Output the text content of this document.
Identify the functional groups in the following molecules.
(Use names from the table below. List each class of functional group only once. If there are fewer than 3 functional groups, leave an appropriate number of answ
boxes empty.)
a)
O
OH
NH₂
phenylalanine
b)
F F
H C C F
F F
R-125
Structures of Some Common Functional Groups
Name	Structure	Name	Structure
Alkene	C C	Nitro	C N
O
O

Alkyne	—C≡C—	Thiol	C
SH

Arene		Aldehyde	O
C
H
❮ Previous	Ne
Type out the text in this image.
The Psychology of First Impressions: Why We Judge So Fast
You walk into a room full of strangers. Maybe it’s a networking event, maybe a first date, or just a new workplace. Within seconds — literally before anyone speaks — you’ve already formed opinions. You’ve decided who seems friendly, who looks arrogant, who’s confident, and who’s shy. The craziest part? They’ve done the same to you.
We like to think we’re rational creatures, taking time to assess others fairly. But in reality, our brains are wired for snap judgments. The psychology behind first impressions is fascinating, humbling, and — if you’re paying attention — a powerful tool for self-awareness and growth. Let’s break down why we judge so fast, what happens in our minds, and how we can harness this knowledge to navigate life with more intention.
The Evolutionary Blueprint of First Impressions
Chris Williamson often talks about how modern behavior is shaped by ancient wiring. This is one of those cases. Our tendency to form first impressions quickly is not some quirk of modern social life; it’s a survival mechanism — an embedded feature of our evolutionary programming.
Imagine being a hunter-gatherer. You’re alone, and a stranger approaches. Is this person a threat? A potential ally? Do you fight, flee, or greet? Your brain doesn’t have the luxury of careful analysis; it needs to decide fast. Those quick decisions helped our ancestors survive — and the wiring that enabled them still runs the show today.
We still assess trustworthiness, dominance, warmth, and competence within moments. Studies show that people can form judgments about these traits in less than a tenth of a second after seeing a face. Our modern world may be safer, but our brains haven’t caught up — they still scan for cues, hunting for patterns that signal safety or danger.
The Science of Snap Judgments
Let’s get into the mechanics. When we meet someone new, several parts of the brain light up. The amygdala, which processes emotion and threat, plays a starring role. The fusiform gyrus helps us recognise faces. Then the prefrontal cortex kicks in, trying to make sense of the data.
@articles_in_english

* * *

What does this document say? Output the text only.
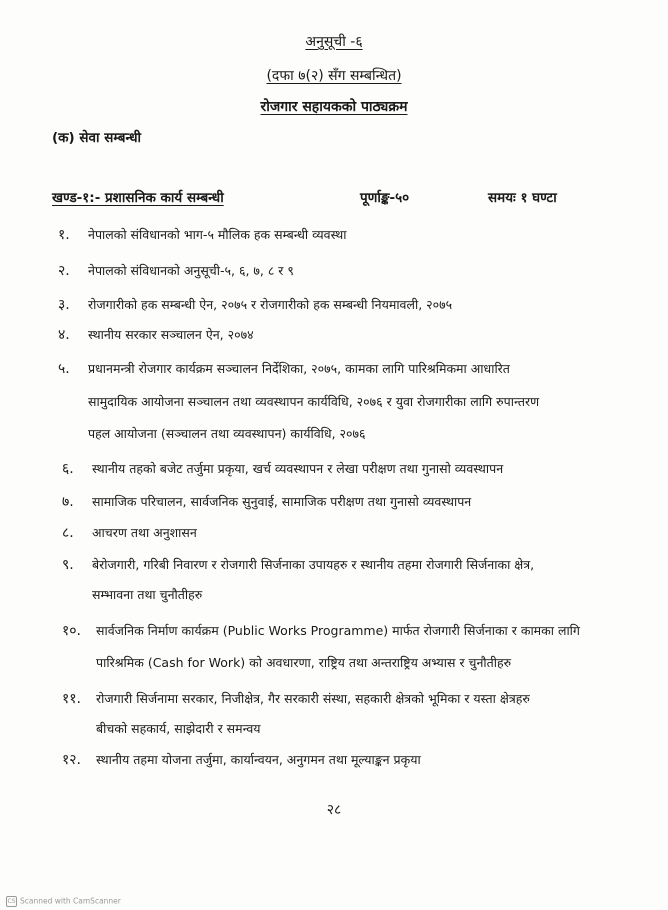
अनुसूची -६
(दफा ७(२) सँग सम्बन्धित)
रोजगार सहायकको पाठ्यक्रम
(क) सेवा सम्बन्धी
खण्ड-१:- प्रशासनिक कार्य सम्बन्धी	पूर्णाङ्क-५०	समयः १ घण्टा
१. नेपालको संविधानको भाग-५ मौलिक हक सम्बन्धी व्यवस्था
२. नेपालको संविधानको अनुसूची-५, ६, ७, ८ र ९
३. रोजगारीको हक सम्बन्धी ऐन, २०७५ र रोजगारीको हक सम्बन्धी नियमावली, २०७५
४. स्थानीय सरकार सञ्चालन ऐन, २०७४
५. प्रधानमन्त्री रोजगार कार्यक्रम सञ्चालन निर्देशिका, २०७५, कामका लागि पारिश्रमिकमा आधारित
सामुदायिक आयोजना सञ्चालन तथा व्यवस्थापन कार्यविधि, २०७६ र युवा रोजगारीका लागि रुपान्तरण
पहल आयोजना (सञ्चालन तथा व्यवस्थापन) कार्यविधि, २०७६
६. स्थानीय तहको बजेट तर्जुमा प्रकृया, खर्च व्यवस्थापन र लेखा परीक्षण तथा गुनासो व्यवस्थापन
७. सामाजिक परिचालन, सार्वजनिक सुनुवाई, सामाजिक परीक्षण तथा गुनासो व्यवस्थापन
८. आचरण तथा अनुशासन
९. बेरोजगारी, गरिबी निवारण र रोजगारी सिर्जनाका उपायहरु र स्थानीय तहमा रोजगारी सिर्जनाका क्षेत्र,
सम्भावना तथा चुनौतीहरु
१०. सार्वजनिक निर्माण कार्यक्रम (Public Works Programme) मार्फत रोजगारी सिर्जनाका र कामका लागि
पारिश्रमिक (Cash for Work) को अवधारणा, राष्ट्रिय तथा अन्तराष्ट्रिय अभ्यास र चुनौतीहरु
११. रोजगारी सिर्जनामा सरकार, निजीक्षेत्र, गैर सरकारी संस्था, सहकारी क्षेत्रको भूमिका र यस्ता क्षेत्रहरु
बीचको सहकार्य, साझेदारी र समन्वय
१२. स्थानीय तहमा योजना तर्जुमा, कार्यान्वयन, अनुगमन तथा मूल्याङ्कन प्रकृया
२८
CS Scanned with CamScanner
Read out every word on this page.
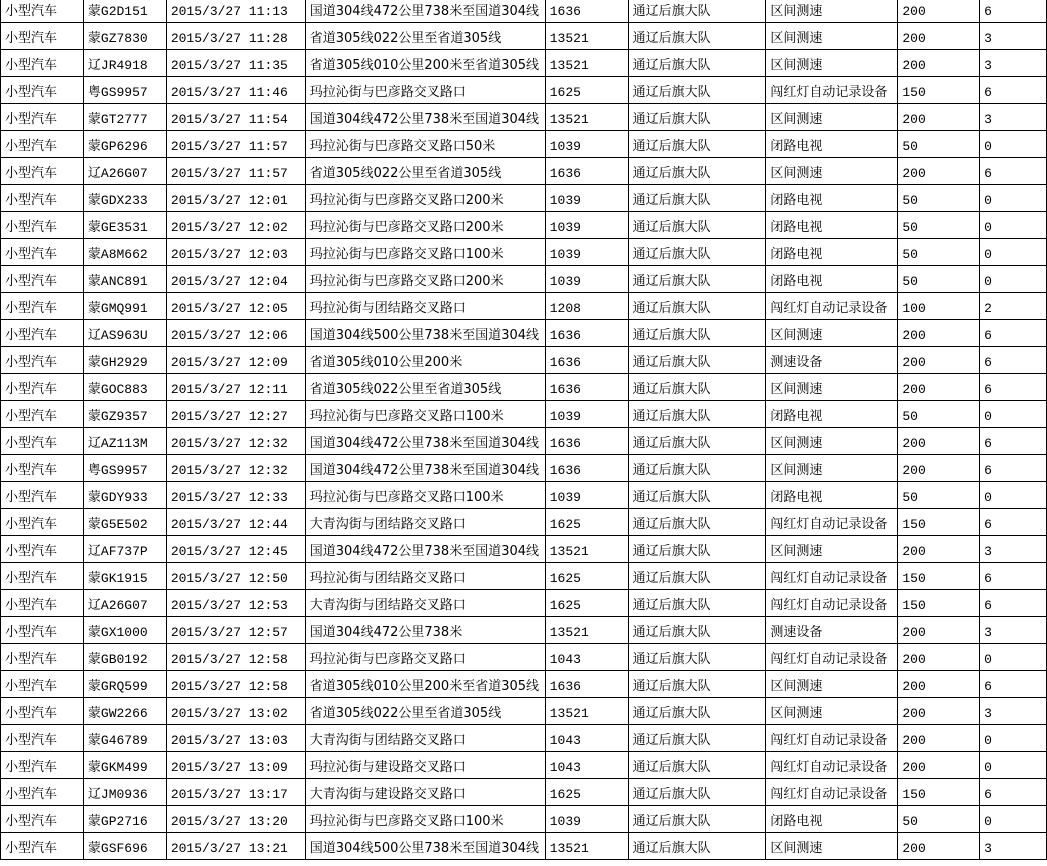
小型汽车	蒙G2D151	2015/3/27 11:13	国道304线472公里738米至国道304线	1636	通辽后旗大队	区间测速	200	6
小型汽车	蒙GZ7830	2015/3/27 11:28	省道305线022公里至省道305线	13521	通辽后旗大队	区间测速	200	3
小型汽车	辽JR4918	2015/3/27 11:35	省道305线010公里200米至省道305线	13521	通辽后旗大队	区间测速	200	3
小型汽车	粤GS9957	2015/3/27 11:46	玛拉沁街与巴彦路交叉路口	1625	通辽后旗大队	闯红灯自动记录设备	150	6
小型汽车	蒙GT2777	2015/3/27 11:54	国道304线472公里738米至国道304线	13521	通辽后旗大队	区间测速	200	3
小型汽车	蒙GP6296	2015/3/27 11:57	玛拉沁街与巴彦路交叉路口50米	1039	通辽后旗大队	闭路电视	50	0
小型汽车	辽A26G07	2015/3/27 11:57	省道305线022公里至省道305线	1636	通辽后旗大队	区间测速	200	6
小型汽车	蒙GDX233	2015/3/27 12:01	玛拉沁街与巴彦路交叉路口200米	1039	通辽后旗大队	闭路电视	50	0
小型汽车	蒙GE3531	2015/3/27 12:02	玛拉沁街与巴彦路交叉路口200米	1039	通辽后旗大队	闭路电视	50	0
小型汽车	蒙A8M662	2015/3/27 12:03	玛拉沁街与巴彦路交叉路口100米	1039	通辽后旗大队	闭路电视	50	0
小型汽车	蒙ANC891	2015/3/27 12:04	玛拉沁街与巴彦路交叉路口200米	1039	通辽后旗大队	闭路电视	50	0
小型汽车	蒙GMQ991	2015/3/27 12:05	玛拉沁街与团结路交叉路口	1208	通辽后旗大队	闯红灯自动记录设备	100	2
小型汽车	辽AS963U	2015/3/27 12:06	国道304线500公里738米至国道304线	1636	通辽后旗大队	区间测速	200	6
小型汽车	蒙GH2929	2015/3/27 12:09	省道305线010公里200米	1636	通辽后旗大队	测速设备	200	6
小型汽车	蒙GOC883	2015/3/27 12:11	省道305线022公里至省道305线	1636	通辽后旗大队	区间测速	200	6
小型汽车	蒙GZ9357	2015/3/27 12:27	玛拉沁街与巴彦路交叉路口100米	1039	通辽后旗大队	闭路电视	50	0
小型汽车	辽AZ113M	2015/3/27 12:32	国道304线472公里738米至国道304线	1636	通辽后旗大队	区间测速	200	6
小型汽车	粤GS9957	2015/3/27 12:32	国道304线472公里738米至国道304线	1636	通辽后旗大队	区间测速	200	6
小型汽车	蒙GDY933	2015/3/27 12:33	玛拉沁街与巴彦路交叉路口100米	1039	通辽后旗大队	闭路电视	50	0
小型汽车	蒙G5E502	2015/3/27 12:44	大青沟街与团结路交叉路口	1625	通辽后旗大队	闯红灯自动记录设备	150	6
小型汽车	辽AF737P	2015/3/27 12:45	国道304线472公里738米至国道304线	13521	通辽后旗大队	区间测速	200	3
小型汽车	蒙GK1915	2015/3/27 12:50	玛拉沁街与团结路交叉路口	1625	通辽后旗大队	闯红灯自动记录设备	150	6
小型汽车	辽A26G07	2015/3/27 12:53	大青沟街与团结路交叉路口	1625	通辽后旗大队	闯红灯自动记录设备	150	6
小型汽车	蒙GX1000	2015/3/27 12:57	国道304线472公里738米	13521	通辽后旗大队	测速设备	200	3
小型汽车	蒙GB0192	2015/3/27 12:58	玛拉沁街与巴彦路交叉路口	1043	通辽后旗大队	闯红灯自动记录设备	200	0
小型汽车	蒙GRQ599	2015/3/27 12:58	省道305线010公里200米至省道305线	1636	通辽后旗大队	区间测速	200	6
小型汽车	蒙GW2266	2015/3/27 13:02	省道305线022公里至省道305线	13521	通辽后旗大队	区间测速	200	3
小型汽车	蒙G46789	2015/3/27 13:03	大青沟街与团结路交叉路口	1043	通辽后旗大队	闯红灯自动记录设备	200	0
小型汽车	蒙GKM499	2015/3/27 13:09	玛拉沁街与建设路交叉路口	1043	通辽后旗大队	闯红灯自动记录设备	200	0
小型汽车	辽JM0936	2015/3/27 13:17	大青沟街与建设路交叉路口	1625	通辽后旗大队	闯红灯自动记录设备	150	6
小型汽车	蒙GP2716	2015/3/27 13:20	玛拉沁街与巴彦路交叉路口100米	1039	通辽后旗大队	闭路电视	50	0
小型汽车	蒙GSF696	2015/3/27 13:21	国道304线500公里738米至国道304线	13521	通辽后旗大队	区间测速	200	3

» **TASK PROMPT**
Scan the data above and copy every line with "threat" in it.

» **SOLUTION TO THE PROBLEM**
Imagine being a hunter-gatherer. You’re alone, and a stranger approaches. Is this person a threat? A potential ally? Do you fight, flee, or greet? Your brain doesn’t have the luxury of careful analysis; it needs to decide fast. Those quick decisions helped our ancestors survive — and the wiring that enabled them still runs the show today.
Let’s get into the mechanics. When we meet someone new, several parts of the brain light up. The amygdala, which processes emotion and threat, plays a starring role. The fusiform gyrus helps us recognise faces. Then the prefrontal cortex kicks in, trying to make sense of the data.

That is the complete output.